GIVEN TEXT:
Let f(x) = √x and g (x) = x be two functions

Question:

Let f(x) = √x and g (x) = x be two functions defined in the domain R+∪ {0}. Find

(i) (f + g) (x)

(ii) (f – g) (x)

(iii) (fg) (x)

(iv) (f/g) (x)

Solution:

(i)

(f + g)(x)

⇒ (f + g)(x) = f(x) + g(x)

⇒ f(x) + g(x) = √x + x

(ii)

(f – g)(x)

⇒ (f – g)(x) = f(x) – g(x)

⇒ f(x) – g(x) = √x–x

(iii)

(fg)(x)

⇒ (fg)(x) = f(x) g(x)

⇒ (fg)(x) = (√x)(x)

⇒ f(x)g(x)= x√x

(iv)

(f/q)(x) = f(x)/g(x)

REQUIREMENT A: According to the problem about the two functions, in what domain are f and g defined?

ITEMS:
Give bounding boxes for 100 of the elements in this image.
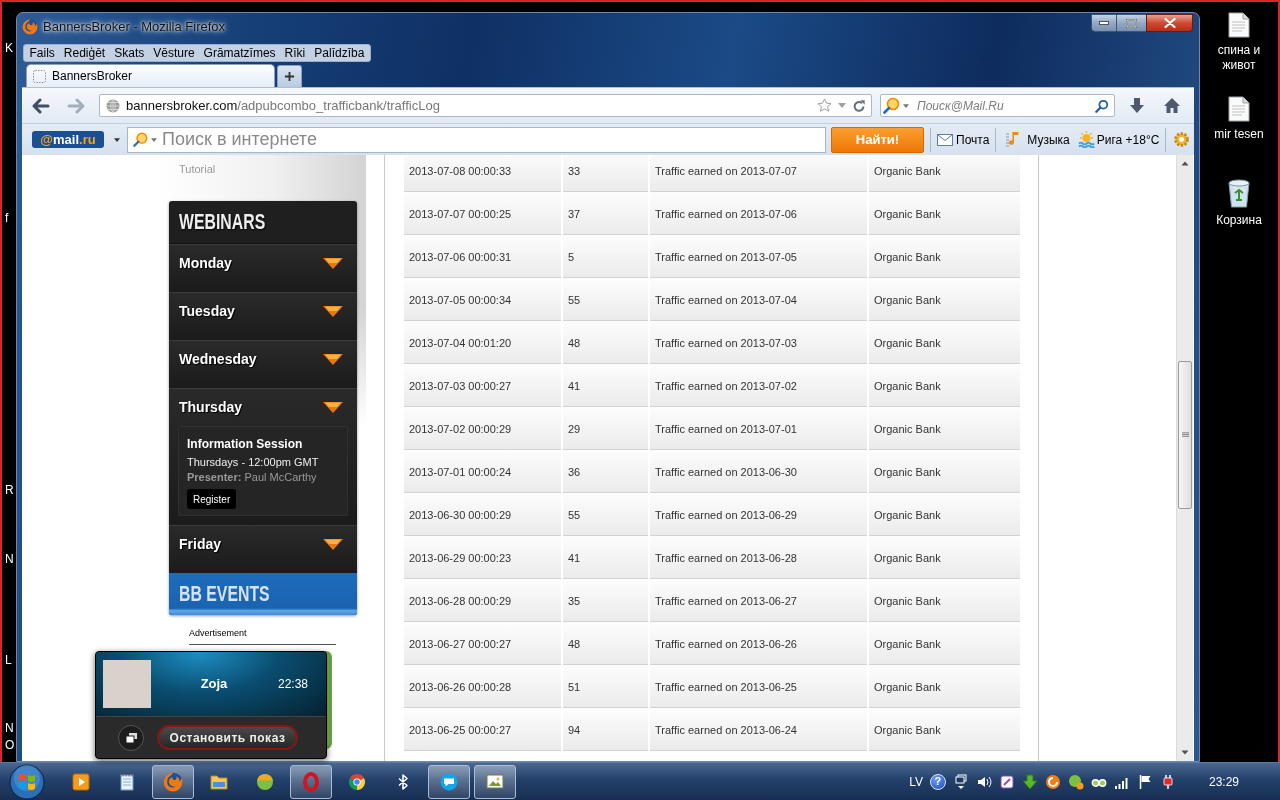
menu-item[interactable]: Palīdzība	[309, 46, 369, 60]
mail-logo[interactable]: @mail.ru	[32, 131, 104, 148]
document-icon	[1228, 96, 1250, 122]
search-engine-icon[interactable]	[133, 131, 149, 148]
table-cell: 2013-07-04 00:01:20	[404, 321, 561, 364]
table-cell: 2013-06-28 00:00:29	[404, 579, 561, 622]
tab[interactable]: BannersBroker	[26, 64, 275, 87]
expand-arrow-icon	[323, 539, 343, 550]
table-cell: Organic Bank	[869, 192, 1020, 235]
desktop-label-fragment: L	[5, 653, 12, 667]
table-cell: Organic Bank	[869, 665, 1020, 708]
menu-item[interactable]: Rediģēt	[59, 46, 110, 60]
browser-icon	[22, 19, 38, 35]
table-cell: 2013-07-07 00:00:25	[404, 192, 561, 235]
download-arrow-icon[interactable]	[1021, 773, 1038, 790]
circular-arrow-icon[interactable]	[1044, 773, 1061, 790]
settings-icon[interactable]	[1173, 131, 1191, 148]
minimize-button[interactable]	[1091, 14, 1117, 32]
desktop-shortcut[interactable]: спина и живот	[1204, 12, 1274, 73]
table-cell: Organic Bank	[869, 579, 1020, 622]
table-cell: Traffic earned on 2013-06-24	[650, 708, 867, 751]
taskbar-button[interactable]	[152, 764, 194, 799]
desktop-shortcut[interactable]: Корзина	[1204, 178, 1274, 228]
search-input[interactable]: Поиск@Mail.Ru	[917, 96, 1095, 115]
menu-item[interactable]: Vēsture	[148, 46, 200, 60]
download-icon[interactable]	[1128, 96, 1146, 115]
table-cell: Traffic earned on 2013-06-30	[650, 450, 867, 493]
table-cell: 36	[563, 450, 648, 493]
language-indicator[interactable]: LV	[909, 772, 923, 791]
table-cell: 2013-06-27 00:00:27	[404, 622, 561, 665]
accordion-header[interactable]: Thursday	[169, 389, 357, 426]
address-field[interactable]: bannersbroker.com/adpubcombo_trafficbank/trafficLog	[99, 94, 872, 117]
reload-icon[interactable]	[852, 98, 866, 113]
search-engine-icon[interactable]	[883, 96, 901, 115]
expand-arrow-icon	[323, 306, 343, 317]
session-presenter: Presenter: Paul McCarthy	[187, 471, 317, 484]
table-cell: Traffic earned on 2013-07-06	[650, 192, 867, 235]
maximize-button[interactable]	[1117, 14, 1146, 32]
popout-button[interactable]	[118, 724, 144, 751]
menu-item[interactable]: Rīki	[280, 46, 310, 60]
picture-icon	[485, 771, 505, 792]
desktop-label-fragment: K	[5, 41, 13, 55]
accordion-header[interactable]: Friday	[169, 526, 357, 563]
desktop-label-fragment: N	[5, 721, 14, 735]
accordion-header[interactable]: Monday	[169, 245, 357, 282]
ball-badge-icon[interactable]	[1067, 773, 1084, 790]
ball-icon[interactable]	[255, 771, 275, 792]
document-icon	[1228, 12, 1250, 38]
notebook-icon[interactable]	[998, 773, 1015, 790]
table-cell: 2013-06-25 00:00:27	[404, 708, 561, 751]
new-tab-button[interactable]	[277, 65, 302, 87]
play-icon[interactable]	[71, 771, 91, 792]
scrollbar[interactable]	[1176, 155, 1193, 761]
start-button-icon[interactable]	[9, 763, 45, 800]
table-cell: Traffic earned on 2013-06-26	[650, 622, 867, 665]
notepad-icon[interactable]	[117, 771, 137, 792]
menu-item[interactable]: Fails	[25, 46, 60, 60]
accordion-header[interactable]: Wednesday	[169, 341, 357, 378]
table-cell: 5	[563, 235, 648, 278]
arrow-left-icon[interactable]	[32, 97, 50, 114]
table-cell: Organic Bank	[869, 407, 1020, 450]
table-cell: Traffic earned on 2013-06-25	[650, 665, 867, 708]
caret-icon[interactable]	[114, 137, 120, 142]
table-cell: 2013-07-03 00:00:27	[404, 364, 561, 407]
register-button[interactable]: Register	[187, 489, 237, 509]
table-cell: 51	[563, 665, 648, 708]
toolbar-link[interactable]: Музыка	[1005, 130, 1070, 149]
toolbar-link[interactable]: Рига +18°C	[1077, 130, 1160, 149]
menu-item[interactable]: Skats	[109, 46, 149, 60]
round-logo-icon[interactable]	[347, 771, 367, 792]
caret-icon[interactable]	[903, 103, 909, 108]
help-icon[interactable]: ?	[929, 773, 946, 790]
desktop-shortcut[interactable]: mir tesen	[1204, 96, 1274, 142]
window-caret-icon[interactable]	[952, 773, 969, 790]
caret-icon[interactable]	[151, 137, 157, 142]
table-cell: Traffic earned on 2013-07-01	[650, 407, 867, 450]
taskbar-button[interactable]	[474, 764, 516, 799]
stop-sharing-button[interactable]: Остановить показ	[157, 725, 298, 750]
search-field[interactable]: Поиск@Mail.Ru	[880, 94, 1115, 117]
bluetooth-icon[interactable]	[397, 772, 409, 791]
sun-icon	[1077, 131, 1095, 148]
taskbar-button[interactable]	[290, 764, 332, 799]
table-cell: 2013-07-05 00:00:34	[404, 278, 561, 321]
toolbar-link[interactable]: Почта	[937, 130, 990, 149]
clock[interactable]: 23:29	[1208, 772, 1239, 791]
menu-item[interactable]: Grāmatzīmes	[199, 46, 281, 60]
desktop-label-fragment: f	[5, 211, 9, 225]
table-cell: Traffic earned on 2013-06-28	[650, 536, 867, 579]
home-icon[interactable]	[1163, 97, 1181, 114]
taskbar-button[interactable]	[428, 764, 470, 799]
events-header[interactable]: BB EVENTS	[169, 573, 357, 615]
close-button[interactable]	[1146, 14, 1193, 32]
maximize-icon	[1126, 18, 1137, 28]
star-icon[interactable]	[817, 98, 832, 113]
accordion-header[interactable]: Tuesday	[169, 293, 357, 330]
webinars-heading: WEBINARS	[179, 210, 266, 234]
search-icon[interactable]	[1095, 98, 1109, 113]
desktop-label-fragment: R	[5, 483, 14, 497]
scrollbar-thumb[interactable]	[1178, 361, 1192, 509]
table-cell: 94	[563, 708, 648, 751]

REQUIREMENT B: Please gather every line in the entries that contains the string "Поиск", matching case exactly.

TASK ANSWER A: R+∪ {0}

TASK ANSWER B:
search-input[interactable]: Поиск@Mail.Ru	[917, 96, 1095, 115]
search-field[interactable]: Поиск@Mail.Ru	[880, 94, 1115, 117]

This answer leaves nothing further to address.